WHAT THE EXERCISE ASKS
Repeat the whole listing exactly as written.

RECORDS TO USE
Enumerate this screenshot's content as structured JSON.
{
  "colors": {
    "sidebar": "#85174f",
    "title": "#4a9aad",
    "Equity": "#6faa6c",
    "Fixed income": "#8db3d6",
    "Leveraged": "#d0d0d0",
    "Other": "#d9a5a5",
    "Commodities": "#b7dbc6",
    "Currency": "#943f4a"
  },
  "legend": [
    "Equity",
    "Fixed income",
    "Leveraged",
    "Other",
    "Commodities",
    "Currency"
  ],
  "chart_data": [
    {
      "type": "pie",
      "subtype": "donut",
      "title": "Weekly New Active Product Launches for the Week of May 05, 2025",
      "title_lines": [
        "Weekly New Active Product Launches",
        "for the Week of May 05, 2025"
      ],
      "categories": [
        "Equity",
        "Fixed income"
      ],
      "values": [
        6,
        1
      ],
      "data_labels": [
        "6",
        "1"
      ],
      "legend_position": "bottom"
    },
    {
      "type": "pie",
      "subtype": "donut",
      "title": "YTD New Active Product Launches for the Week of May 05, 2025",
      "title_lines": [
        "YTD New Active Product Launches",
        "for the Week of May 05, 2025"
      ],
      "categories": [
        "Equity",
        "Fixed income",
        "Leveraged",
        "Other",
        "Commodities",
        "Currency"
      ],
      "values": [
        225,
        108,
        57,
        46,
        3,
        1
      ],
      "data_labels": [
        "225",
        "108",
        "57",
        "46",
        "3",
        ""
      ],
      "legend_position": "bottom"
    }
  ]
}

RESPONSE
Enumerate this screenshot's content as structured JSON.
{
  "colors": {
    "sidebar": "#85174f",
    "title": "#4a9aad",
    "Equity": "#6faa6c",
    "Fixed income": "#8db3d6",
    "Leveraged": "#d0d0d0",
    "Other": "#d9a5a5",
    "Commodities": "#b7dbc6",
    "Currency": "#943f4a"
  },
  "legend": [
    "Equity",
    "Fixed income",
    "Leveraged",
    "Other",
    "Commodities",
    "Currency"
  ],
  "chart_data": [
    {
      "type": "pie",
      "subtype": "donut",
      "title": "Weekly New Active Product Launches for the Week of May 05, 2025",
      "title_lines": [
        "Weekly New Active Product Launches",
        "for the Week of May 05, 2025"
      ],
      "categories": [
        "Equity",
        "Fixed income"
      ],
      "values": [
        6,
        1
      ],
      "data_labels": [
        "6",
        "1"
      ],
      "legend_position": "bottom"
    },
    {
      "type": "pie",
      "subtype": "donut",
      "title": "YTD New Active Product Launches for the Week of May 05, 2025",
      "title_lines": [
        "YTD New Active Product Launches",
        "for the Week of May 05, 2025"
      ],
      "categories": [
        "Equity",
        "Fixed income",
        "Leveraged",
        "Other",
        "Commodities",
        "Currency"
      ],
      "values": [
        225,
        108,
        57,
        46,
        3,
        1
      ],
      "data_labels": [
        "225",
        "108",
        "57",
        "46",
        "3",
        ""
      ],
      "legend_position": "bottom"
    }
  ]
}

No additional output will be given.